— Kurze Übung 1 —
Welches Amt hatte Norbert Walter Borjans laut dem Auszug über den NRW-Finanzminister früher inne?
— Kurze Übung 2 —
Stimmen diese Aussagen mit dem Auszug über den NRW-Finanzminister überein? (a) Finanzminister sind in Deutschland unbeliebte Politiker. (b) Borjans kümmert sich um den Ankauf von Datenpaketen zur Jagd auf Steuersünder. (c) In Leverkusen-Opladen konnte Borjans bereits Wahlkampf üben.
— Kurze Übung 3 —
Setzen Sie den Auszug über den NRW-Finanzminister nach seinem letzten Satz fort.
++++ Auszug ++++
Der entspannte Minister
Finanzminister sind beliebte Politiker in Deutschland. Das gilt nicht nur für Bundesminister, auch Landesminister stehen selten im Feuer. NRW-Finanzminister Norbert Walter Borjans ist da keine Ausnahme. Äußerlich irgendwo zwischen Kevin Spacey und Heinz Schenk arbeitet er schon lange in öffentlichen Ämtern und ist als ehemaliger Regierungssprecher ein solider Kommunikator. „NWB“ kümmert sich gerne öffentlichkeitswirksam um den Ankauf von Datenpaketen zur Jagd auf Steuersünder und stört ansonsten das Regierungsgeschäft der rot-grünen Landesregierung nicht mit überlauten Sparermahnungen. Kurzum: Borjans kann zur Geheimwaffe werden im nahenden Wahlkampf. In Leverkusen-Opladen konnte er Wahlkampf schon einmal üben.
++++ Bereitgestellte Daten ++++
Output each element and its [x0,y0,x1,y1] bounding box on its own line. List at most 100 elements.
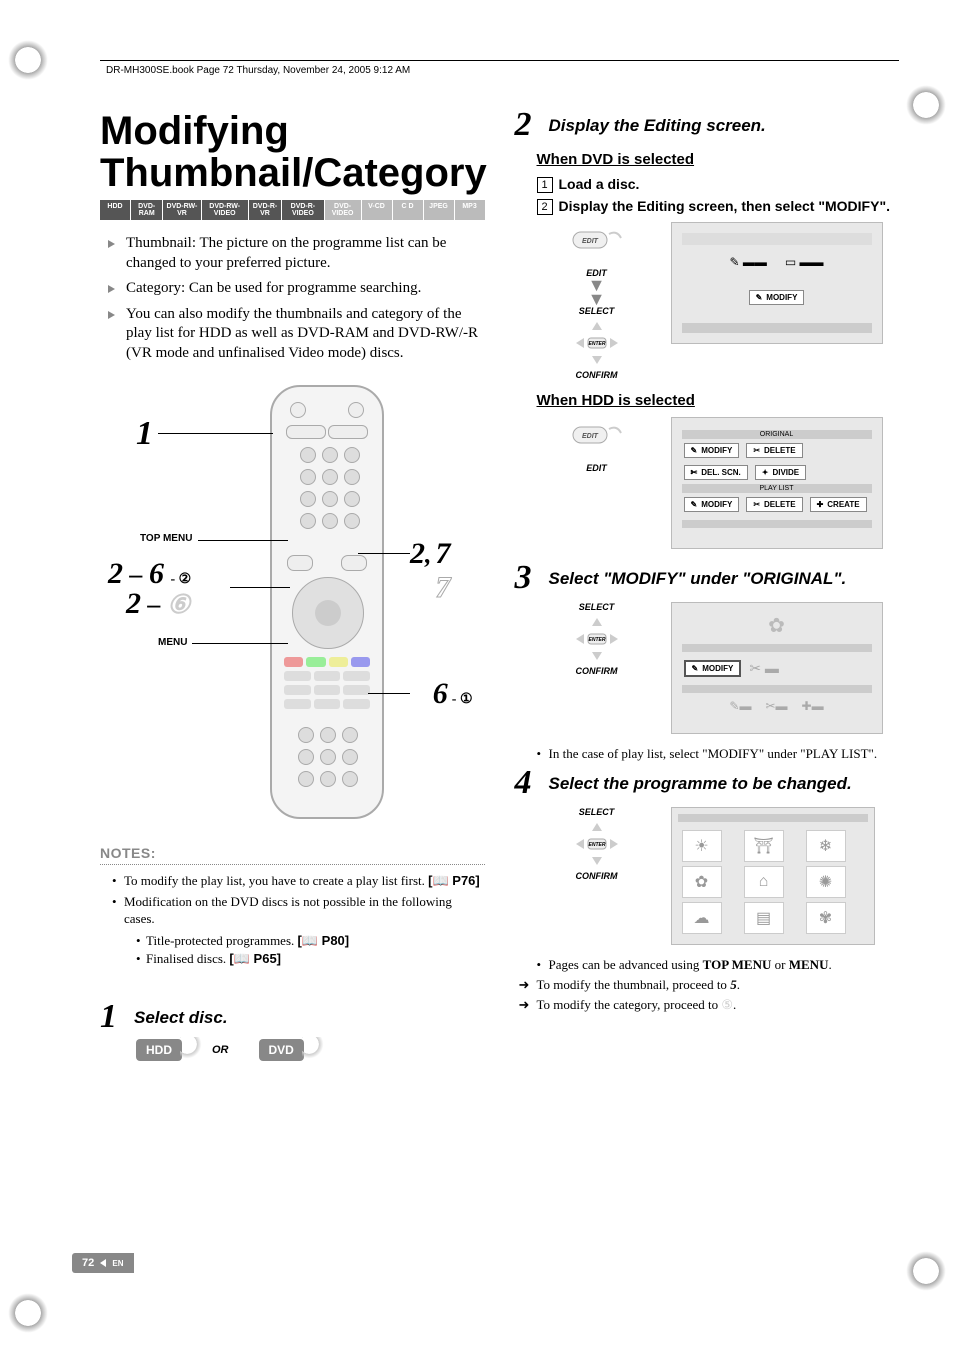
++++
— Lösung 1 —
Er war Regierungssprecher.

— Lösung 2 —
(a) Nein: „Finanzminister sind beliebte Politiker in Deutschland.“
(b) Ja: „„NWB“ kümmert sich gerne öffentlichkeitswirksam um den Ankauf von Datenpaketen zur Jagd auf Steuersünder“
(c) Ja: „In Leverkusen-Opladen konnte er Wahlkampf schon einmal üben.“

— Lösung 3 —
NRW: Nicht schlechter, sondern anders
Die SPD-nahe Friedrich-Ebert-Stiftung hatte den Minister zur Diskussionsrunde geladen. Das Thema: „Miteinander gerecht leben“; wie die Lage sich darstellt nach dem Zuzug von Flüchtlingen seit Sommer 2015. Für Borjans „alles andere als negativ“. NRW, das Bundesland müsse man sich als „riesigen Stadtstaat“ vorstellen. Rund die Hälfte der deutschen Großstädte seien hier, das Land „dichter besiedelt, größer, bunter“ – nicht schlechter oder besser als andere, sondern „anders: Ich bin sehr froh in NRW zu leben“.
Irgendwie „anders“ betrachtet der SPD-Minister auch die Flüchtlingsdiskussion: Die öffentliche Hand würde insgesamt rund 25 Milliarden zusätzlich aufbringen, für die Versorgung der geflohenen Menschen, und zur Integration. Die zusätzlich eingestellten Lehrer seien aber auch Wohnungsmieter, Autokäufer: „Das ist ein riesiges Konjunkturprogramm“, das dem Bund geschätzt 6 bis 8 Milliarden zusätzliche Steuereinnahmen bringe, fast so viel wie der Bund für die neue Flüchtlingspolitik ausgebe: „Für Berlin ist das doch fast ein Nullsummenspiel“.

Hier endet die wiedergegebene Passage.